▸ SUPPLIED RECORDS:
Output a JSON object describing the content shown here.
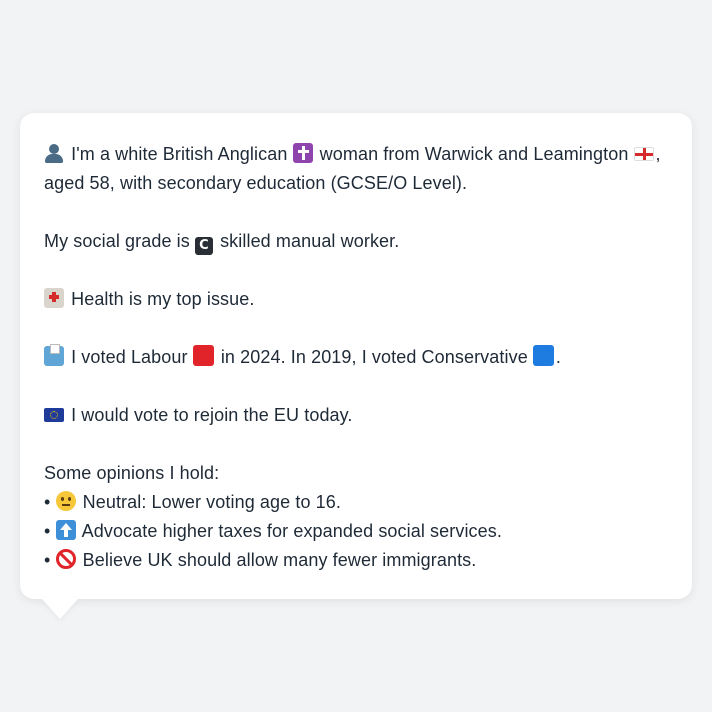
{
  "profile": {
    "intro_line1": "I'm a white British Anglican",
    "intro_line1b": "woman from Warwick and Leamington",
    "intro_line1c": ",",
    "intro_line2": "aged 58, with secondary education (GCSE/O Level).",
    "social_grade_prefix": "My social grade is",
    "social_grade_suffix": "skilled manual worker.",
    "top_issue": "Health is my top issue.",
    "vote_a": "I voted Labour",
    "vote_b": "in 2024. In 2019, I voted Conservative",
    "vote_c": ".",
    "eu": "I would vote to rejoin the EU today.",
    "opinions_heading": "Some opinions I hold:",
    "opinions": [
      {
        "bullet": "•",
        "icon": "neutral-face-icon",
        "text": "Neutral: Lower voting age to 16."
      },
      {
        "bullet": "•",
        "icon": "up-arrow-icon",
        "text": "Advocate higher taxes for expanded social services."
      },
      {
        "bullet": "•",
        "icon": "prohibited-icon",
        "text": "Believe UK should allow many fewer immigrants."
      }
    ]
  },
  "icons": {
    "person": "person-silhouette-icon",
    "cross": "latin-cross-icon",
    "england_flag": "england-flag-icon",
    "letter_c": "letter-c-icon",
    "hospital": "hospital-icon",
    "ballot": "ballot-box-icon",
    "labour": "red-square-icon",
    "conservative": "blue-square-icon",
    "eu_flag": "eu-flag-icon"
  },
  "colors": {
    "background": "#f1f3f5",
    "card": "#ffffff",
    "text": "#1f2a37",
    "labour_red": "#e0242a",
    "conservative_blue": "#1e7be0"
  }
}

▸ GIVEN TASK: Write every entry out again exactly, dropping the pictures.

▸ COMPLETE ANSWER:
Output a JSON object describing the content shown here.
{
  "profile": {
    "intro_line1": "I'm a white British Anglican",
    "intro_line1b": "woman from Warwick and Leamington",
    "intro_line1c": ",",
    "intro_line2": "aged 58, with secondary education (GCSE/O Level).",
    "social_grade_prefix": "My social grade is",
    "social_grade_suffix": "skilled manual worker.",
    "top_issue": "Health is my top issue.",
    "vote_a": "I voted Labour",
    "vote_b": "in 2024. In 2019, I voted Conservative",
    "vote_c": ".",
    "eu": "I would vote to rejoin the EU today.",
    "opinions_heading": "Some opinions I hold:",
    "opinions": [
      {
        "bullet": "•",
        "icon": "neutral-face-icon",
        "text": "Neutral: Lower voting age to 16."
      },
      {
        "bullet": "•",
        "icon": "up-arrow-icon",
        "text": "Advocate higher taxes for expanded social services."
      },
      {
        "bullet": "•",
        "icon": "prohibited-icon",
        "text": "Believe UK should allow many fewer immigrants."
      }
    ]
  },
  "icons": {
    "person": "person-silhouette-icon",
    "cross": "latin-cross-icon",
    "england_flag": "england-flag-icon",
    "letter_c": "letter-c-icon",
    "hospital": "hospital-icon",
    "ballot": "ballot-box-icon",
    "labour": "red-square-icon",
    "conservative": "blue-square-icon",
    "eu_flag": "eu-flag-icon"
  },
  "colors": {
    "background": "#f1f3f5",
    "card": "#ffffff",
    "text": "#1f2a37",
    "labour_red": "#e0242a",
    "conservative_blue": "#1e7be0"
  }
}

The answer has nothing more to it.